Trecho selecionado -
Haverá 'duros confrontos' no Afeganistão, adverte Gates

O secretário de Defesa dos Estados Unidos, Robert Gates, voou para Cabul hoje para uma visita não anunciada. No Afeganistão, Gates advertiu sobre o "duro confronto" pela frente, apesar dos sinais de progresso na guerra de oito anos contra os insurgentes do Taleban. Ele disse que haverá "alguns confrontos muito duros" pela frente, no momento em que os EUA e a Organização do Tratado do Atlântico Norte (Otan) ampliam a pressão sobre os militantes do Taleban no sul do país, como parte de uma estratégia para encerrar a guerra.

AE, Agencia Estado

08 de março de 2010 | 10h50

Gates notou alguns avanços, ao ser questionado sobre os recentes anúncios de prisões de líderes do Taleban no vizinho Paquistão. Ele disse, porém, que ainda é cedo para dizer que a vantagem está do lado das forças de coalizão. Aproximadamente 6 mil das 30 mil tropas adicionais pedidas pelo presidente Barack Obama em dezembro já chegaram ao Afeganistão, segundo Gates. O restante deve chegar até o fim de agosto.

É a primeira visita do chefe do Pentágono ao Afeganistão desde o início da ofensiva em Marjah, uma área dominada pelo Taleban, em 13 de fevereiro. Essa campanha é vista como um teste crucial para o conflito. Gates pretende discutir os resultados da ofensiva, considerada a maior desde a invasão do país em 2001, liderada pelos EUA. Ele deve tratar do assunto com o comandante das tropas dos EUA e da Otan, general Stanley McChrystal, bem como de outras ações previstas para este ano.

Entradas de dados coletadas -
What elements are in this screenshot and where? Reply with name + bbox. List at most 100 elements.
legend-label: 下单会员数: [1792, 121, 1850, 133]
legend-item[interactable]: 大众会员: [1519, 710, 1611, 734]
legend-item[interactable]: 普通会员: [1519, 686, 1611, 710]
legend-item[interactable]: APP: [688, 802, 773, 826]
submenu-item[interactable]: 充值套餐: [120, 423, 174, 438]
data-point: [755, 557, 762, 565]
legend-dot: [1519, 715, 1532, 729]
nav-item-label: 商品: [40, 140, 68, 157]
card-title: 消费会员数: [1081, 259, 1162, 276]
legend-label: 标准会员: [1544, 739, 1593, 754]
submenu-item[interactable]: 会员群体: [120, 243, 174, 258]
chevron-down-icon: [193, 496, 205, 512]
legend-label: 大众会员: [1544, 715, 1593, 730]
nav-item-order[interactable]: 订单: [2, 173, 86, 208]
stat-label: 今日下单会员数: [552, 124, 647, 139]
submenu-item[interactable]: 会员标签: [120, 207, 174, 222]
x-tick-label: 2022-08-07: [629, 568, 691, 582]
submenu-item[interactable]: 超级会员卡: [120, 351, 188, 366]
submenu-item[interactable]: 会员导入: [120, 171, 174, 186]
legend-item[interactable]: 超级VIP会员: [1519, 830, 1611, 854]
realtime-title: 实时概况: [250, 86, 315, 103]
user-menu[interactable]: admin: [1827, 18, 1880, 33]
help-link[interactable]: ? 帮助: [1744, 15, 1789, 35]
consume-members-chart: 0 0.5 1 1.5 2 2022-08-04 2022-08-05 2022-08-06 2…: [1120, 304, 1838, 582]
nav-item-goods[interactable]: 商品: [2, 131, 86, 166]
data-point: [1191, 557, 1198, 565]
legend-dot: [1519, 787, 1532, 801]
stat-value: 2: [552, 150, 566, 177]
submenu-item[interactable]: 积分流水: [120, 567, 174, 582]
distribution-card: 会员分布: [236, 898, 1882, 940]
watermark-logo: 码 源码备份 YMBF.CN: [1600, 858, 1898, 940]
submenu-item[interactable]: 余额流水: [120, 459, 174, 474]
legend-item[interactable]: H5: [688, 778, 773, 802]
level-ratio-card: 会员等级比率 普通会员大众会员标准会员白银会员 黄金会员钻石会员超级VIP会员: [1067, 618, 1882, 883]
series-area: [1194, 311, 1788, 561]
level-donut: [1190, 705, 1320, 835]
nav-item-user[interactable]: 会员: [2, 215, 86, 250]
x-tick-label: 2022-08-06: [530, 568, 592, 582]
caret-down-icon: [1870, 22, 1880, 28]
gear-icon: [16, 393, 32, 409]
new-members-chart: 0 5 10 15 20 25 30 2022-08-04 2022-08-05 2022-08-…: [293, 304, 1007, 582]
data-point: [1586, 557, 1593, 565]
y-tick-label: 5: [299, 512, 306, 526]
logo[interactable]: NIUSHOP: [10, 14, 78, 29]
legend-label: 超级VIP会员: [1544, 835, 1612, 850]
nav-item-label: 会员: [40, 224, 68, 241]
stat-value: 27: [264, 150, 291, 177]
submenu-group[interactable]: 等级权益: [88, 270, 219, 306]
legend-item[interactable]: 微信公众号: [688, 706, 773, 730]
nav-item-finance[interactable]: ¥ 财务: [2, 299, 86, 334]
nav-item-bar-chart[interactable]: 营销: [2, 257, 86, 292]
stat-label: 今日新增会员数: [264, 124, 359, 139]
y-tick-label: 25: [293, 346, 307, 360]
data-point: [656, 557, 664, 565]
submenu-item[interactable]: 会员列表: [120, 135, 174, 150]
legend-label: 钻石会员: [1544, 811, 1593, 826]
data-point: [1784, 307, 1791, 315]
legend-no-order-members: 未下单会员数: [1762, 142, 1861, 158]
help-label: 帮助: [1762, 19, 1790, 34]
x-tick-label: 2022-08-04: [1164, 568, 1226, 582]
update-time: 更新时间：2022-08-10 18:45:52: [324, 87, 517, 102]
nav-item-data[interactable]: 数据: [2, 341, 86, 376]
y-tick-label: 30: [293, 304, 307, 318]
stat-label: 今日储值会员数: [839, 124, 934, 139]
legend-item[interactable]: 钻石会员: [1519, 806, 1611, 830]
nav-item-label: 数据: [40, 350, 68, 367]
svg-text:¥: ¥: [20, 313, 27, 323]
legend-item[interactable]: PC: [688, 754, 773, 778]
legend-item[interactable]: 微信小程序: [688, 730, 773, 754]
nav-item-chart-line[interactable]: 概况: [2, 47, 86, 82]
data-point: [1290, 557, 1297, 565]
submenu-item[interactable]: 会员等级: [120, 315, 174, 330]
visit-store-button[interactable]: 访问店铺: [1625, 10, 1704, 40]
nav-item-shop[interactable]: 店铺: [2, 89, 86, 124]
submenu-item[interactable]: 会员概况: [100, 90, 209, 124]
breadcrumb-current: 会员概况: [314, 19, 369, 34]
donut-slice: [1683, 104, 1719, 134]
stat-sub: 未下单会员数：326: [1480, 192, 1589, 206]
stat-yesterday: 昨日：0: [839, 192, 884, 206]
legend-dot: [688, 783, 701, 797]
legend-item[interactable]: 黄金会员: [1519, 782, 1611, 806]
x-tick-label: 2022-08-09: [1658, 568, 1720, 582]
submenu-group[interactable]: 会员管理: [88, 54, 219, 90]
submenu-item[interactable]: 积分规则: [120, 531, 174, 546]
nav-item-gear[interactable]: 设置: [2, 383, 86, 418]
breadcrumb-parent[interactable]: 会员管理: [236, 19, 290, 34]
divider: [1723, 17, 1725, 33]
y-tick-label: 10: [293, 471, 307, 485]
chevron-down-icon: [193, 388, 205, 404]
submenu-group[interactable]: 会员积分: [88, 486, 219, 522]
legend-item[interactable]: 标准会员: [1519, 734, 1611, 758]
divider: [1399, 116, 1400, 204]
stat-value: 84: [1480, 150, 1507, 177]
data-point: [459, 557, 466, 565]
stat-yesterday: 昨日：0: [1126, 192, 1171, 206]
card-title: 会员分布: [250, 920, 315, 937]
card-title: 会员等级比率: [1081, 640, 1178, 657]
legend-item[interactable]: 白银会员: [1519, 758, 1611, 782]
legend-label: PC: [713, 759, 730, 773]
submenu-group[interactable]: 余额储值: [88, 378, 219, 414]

Requisito 1 - Indique se cada afirmação concorda com a notícia sobre a visita de Gates ao Afeganistão, respondendo sim ou não e citando literalmente as palavras decisivas: (a) a visita de Gates a Cabul foi anunciada com antecedência; (b) cerca de 6 mil das 30 mil tropas adicionais já chegaram ao Afeganistão; (c) a ofensiva em Marjah começou em 13 de fevereiro.
Requisito 2 - Prolongue a notícia sobre a visita de Gates ao Afeganistão a partir do ponto em que ela termina.

Resposta 1 -
(a) Não: "voou para Cabul hoje para uma visita não anunciada".
(b) Sim: "Aproximadamente 6 mil das 30 mil tropas adicionais pedidas pelo presidente Barack Obama em dezembro já chegaram ao Afeganistão".
(c) Sim: "desde o início da ofensiva em Marjah, uma área dominada pelo Taleban, em 13 de fevereiro".

Resposta 2 -
Gates também deve se encontrar com o presidente afegão, Hamid Karzai, que visitou ontem Marjah. A agência iraniana Mehr chegou a informar que o presidente Mahmoud Ahmadinejad visitaria o Afeganistão hoje para conversar com Karzai. Um funcionário do escritório presidencial, porém, negou que a visita ocorrerá agora.

Ahmadinejad pede a retirada das tropas estrangeiras do Afeganistão, país com laços étnicos e religiosos fortes com o Irã, um país persa de maioria xiita. Teerã se opunha ao regime do Taleban, mas funcionários dos EUA afirmam que o governo iraniano mantém vínculos com insurgentes islamitas no Afeganistão. As informações são da Dow Jones.